--- Entries supplied ---
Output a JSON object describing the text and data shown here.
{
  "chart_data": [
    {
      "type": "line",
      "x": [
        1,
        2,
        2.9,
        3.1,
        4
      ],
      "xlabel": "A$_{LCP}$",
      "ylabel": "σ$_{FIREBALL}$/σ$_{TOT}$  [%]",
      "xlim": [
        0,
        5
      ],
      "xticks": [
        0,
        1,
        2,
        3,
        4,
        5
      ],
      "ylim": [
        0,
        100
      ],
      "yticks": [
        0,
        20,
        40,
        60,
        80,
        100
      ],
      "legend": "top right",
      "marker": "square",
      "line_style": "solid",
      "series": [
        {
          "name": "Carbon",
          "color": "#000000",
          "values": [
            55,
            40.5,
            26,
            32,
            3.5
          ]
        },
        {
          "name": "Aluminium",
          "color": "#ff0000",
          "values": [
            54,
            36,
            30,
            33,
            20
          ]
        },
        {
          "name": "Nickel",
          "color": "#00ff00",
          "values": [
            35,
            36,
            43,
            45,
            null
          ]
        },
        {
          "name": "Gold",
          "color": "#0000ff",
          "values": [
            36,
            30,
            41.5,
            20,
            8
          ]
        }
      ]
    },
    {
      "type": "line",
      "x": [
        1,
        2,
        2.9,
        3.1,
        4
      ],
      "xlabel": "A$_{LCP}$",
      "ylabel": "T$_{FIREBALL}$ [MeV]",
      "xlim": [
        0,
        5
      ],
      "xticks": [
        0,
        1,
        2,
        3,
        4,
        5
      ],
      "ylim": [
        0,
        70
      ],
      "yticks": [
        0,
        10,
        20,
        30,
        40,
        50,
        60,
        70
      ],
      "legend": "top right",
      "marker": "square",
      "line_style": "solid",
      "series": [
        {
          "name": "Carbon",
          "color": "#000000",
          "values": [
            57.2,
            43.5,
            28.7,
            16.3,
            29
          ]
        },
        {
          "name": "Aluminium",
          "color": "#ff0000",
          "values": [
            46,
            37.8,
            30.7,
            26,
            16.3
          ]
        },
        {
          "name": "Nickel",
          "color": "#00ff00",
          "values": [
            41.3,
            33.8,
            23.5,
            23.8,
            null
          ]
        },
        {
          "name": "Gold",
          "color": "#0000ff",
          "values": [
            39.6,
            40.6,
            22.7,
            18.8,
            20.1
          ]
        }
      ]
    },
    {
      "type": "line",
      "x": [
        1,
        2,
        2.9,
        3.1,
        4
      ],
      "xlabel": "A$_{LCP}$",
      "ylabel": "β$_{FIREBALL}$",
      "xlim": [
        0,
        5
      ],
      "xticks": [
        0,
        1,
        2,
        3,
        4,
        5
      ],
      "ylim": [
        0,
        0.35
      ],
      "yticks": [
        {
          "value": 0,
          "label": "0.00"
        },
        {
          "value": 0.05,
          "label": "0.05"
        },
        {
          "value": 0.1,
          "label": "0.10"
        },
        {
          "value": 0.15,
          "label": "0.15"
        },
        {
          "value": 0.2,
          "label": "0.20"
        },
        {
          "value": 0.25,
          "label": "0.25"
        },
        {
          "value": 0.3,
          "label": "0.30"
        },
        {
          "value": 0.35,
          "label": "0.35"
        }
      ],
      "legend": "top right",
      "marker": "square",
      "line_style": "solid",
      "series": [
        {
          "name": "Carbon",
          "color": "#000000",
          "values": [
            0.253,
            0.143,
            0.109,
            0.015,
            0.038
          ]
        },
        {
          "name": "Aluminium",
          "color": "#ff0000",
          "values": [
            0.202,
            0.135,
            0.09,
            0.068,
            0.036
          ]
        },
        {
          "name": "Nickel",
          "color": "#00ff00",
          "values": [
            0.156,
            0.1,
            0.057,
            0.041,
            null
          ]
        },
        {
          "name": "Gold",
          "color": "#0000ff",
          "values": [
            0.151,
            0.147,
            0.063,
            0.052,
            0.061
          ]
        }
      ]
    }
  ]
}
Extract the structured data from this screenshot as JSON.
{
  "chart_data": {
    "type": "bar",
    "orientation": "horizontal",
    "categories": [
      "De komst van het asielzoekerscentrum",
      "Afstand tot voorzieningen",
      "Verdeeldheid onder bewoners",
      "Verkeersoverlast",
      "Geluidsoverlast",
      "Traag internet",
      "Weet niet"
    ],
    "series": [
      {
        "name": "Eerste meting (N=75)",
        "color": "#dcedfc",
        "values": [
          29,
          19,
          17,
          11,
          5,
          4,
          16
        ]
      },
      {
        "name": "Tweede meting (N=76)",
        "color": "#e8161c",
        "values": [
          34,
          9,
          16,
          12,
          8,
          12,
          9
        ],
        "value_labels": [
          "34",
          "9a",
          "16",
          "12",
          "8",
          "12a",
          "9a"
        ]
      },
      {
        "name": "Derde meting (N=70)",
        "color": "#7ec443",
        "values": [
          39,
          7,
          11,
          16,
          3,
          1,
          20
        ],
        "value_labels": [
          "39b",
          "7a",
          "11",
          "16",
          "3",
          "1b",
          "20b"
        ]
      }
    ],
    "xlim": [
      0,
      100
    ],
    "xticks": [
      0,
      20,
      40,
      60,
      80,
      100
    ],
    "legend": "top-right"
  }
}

--- Given instruction ---
Write out each line of the data above again, exactly as given.

--- The reply ---
Output a JSON object describing the text and data shown here.
{
  "chart_data": [
    {
      "type": "line",
      "x": [
        1,
        2,
        2.9,
        3.1,
        4
      ],
      "xlabel": "A$_{LCP}$",
      "ylabel": "σ$_{FIREBALL}$/σ$_{TOT}$  [%]",
      "xlim": [
        0,
        5
      ],
      "xticks": [
        0,
        1,
        2,
        3,
        4,
        5
      ],
      "ylim": [
        0,
        100
      ],
      "yticks": [
        0,
        20,
        40,
        60,
        80,
        100
      ],
      "legend": "top right",
      "marker": "square",
      "line_style": "solid",
      "series": [
        {
          "name": "Carbon",
          "color": "#000000",
          "values": [
            55,
            40.5,
            26,
            32,
            3.5
          ]
        },
        {
          "name": "Aluminium",
          "color": "#ff0000",
          "values": [
            54,
            36,
            30,
            33,
            20
          ]
        },
        {
          "name": "Nickel",
          "color": "#00ff00",
          "values": [
            35,
            36,
            43,
            45,
            null
          ]
        },
        {
          "name": "Gold",
          "color": "#0000ff",
          "values": [
            36,
            30,
            41.5,
            20,
            8
          ]
        }
      ]
    },
    {
      "type": "line",
      "x": [
        1,
        2,
        2.9,
        3.1,
        4
      ],
      "xlabel": "A$_{LCP}$",
      "ylabel": "T$_{FIREBALL}$ [MeV]",
      "xlim": [
        0,
        5
      ],
      "xticks": [
        0,
        1,
        2,
        3,
        4,
        5
      ],
      "ylim": [
        0,
        70
      ],
      "yticks": [
        0,
        10,
        20,
        30,
        40,
        50,
        60,
        70
      ],
      "legend": "top right",
      "marker": "square",
      "line_style": "solid",
      "series": [
        {
          "name": "Carbon",
          "color": "#000000",
          "values": [
            57.2,
            43.5,
            28.7,
            16.3,
            29
          ]
        },
        {
          "name": "Aluminium",
          "color": "#ff0000",
          "values": [
            46,
            37.8,
            30.7,
            26,
            16.3
          ]
        },
        {
          "name": "Nickel",
          "color": "#00ff00",
          "values": [
            41.3,
            33.8,
            23.5,
            23.8,
            null
          ]
        },
        {
          "name": "Gold",
          "color": "#0000ff",
          "values": [
            39.6,
            40.6,
            22.7,
            18.8,
            20.1
          ]
        }
      ]
    },
    {
      "type": "line",
      "x": [
        1,
        2,
        2.9,
        3.1,
        4
      ],
      "xlabel": "A$_{LCP}$",
      "ylabel": "β$_{FIREBALL}$",
      "xlim": [
        0,
        5
      ],
      "xticks": [
        0,
        1,
        2,
        3,
        4,
        5
      ],
      "ylim": [
        0,
        0.35
      ],
      "yticks": [
        {
          "value": 0,
          "label": "0.00"
        },
        {
          "value": 0.05,
          "label": "0.05"
        },
        {
          "value": 0.1,
          "label": "0.10"
        },
        {
          "value": 0.15,
          "label": "0.15"
        },
        {
          "value": 0.2,
          "label": "0.20"
        },
        {
          "value": 0.25,
          "label": "0.25"
        },
        {
          "value": 0.3,
          "label": "0.30"
        },
        {
          "value": 0.35,
          "label": "0.35"
        }
      ],
      "legend": "top right",
      "marker": "square",
      "line_style": "solid",
      "series": [
        {
          "name": "Carbon",
          "color": "#000000",
          "values": [
            0.253,
            0.143,
            0.109,
            0.015,
            0.038
          ]
        },
        {
          "name": "Aluminium",
          "color": "#ff0000",
          "values": [
            0.202,
            0.135,
            0.09,
            0.068,
            0.036
          ]
        },
        {
          "name": "Nickel",
          "color": "#00ff00",
          "values": [
            0.156,
            0.1,
            0.057,
            0.041,
            null
          ]
        },
        {
          "name": "Gold",
          "color": "#0000ff",
          "values": [
            0.151,
            0.147,
            0.063,
            0.052,
            0.061
          ]
        }
      ]
    }
  ]
}
Extract the structured data from this screenshot as JSON.
{
  "chart_data": {
    "type": "bar",
    "orientation": "horizontal",
    "categories": [
      "De komst van het asielzoekerscentrum",
      "Afstand tot voorzieningen",
      "Verdeeldheid onder bewoners",
      "Verkeersoverlast",
      "Geluidsoverlast",
      "Traag internet",
      "Weet niet"
    ],
    "series": [
      {
        "name": "Eerste meting (N=75)",
        "color": "#dcedfc",
        "values": [
          29,
          19,
          17,
          11,
          5,
          4,
          16
        ]
      },
      {
        "name": "Tweede meting (N=76)",
        "color": "#e8161c",
        "values": [
          34,
          9,
          16,
          12,
          8,
          12,
          9
        ],
        "value_labels": [
          "34",
          "9a",
          "16",
          "12",
          "8",
          "12a",
          "9a"
        ]
      },
      {
        "name": "Derde meting (N=70)",
        "color": "#7ec443",
        "values": [
          39,
          7,
          11,
          16,
          3,
          1,
          20
        ],
        "value_labels": [
          "39b",
          "7a",
          "11",
          "16",
          "3",
          "1b",
          "20b"
        ]
      }
    ],
    "xlim": [
      0,
      100
    ],
    "xticks": [
      0,
      20,
      40,
      60,
      80,
      100
    ],
    "legend": "top-right"
  }
}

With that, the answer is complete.